>> start Entries supplied

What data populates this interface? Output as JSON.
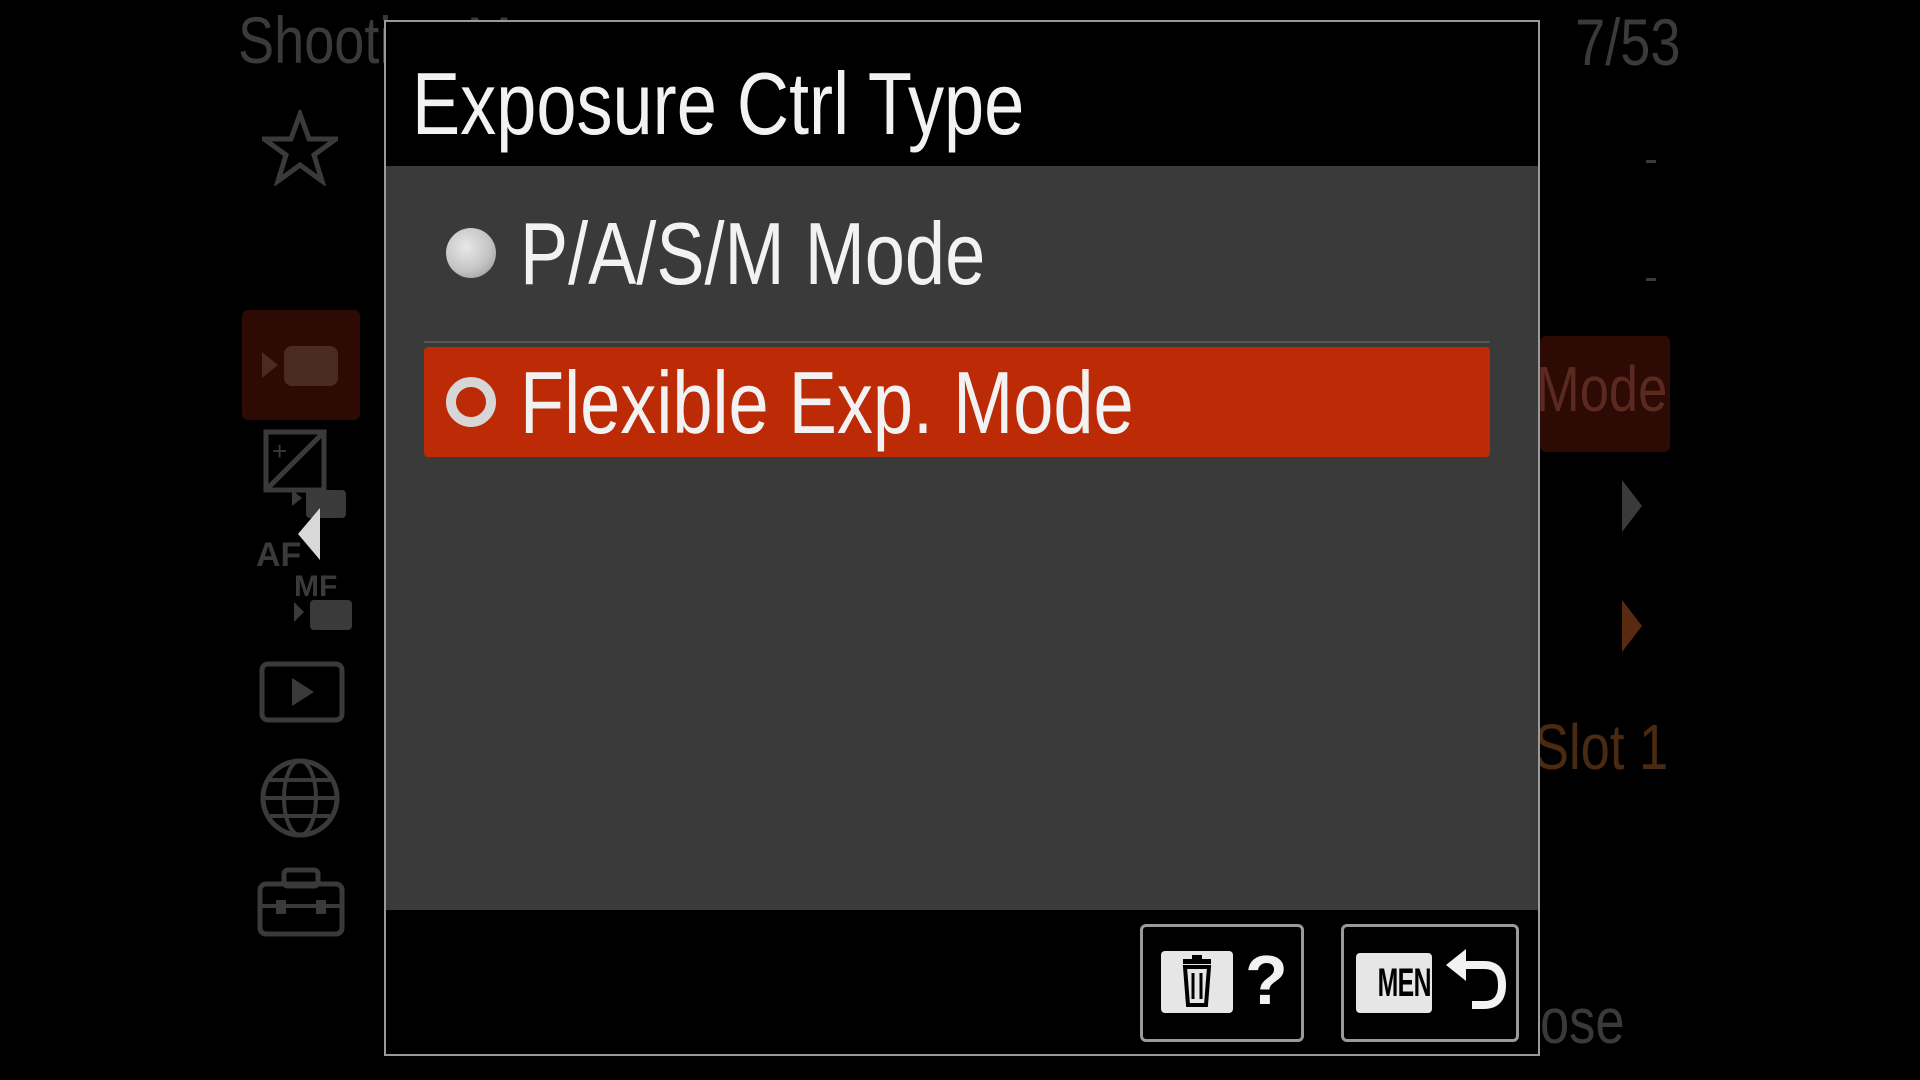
{
  "background_menu": {
    "title": "Shooting Menu",
    "page": "7/53",
    "items": [
      {
        "text": "Mode"
      },
      {
        "text": "Slot 1"
      },
      {
        "text": "ose"
      }
    ],
    "icons": [
      "star-icon",
      "movie-camera-icon",
      "exposure-comp-icon",
      "af-mf-icon",
      "playback-icon",
      "globe-icon",
      "toolbox-icon"
    ]
  },
  "dialog": {
    "title": "Exposure Ctrl Type",
    "options": [
      {
        "label": "P/A/S/M Mode",
        "selected": false
      },
      {
        "label": "Flexible Exp. Mode",
        "selected": true
      }
    ],
    "footer": {
      "delete_help_label": "?",
      "menu_label": "MENU",
      "icons": [
        "trash-icon",
        "help-icon",
        "back-arrow-icon"
      ]
    }
  },
  "colors": {
    "accent": "#bd2a06",
    "panel": "#3a3a3a",
    "text": "#f2f2f2"
  }
}
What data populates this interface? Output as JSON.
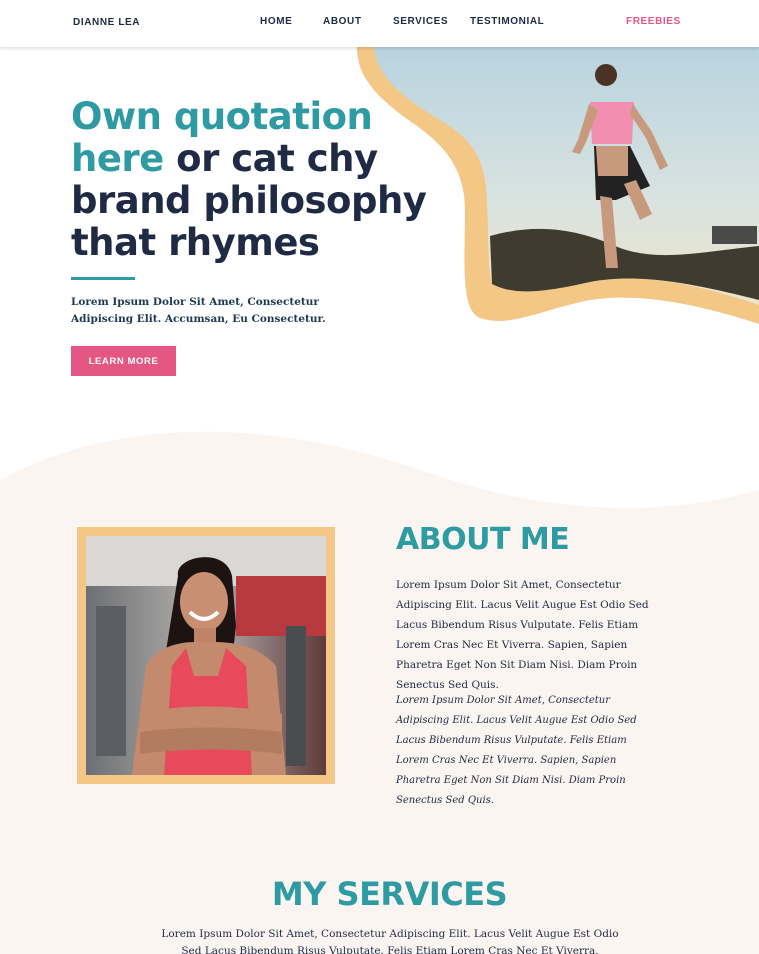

>> end Entries supplied

Work required –
Output every entry verbatim. Pictures do not belong in the copy.

Exercise answer –
What data populates this interface? Output as JSON.
{
  "background_menu": {
    "title": "Shooting Menu",
    "page": "7/53",
    "items": [
      {
        "text": "Mode"
      },
      {
        "text": "Slot 1"
      },
      {
        "text": "ose"
      }
    ],
    "icons": [
      "star-icon",
      "movie-camera-icon",
      "exposure-comp-icon",
      "af-mf-icon",
      "playback-icon",
      "globe-icon",
      "toolbox-icon"
    ]
  },
  "dialog": {
    "title": "Exposure Ctrl Type",
    "options": [
      {
        "label": "P/A/S/M Mode",
        "selected": false
      },
      {
        "label": "Flexible Exp. Mode",
        "selected": true
      }
    ],
    "footer": {
      "delete_help_label": "?",
      "menu_label": "MENU",
      "icons": [
        "trash-icon",
        "help-icon",
        "back-arrow-icon"
      ]
    }
  },
  "colors": {
    "accent": "#bd2a06",
    "panel": "#3a3a3a",
    "text": "#f2f2f2"
  }
}
What data populates this interface? Output as JSON.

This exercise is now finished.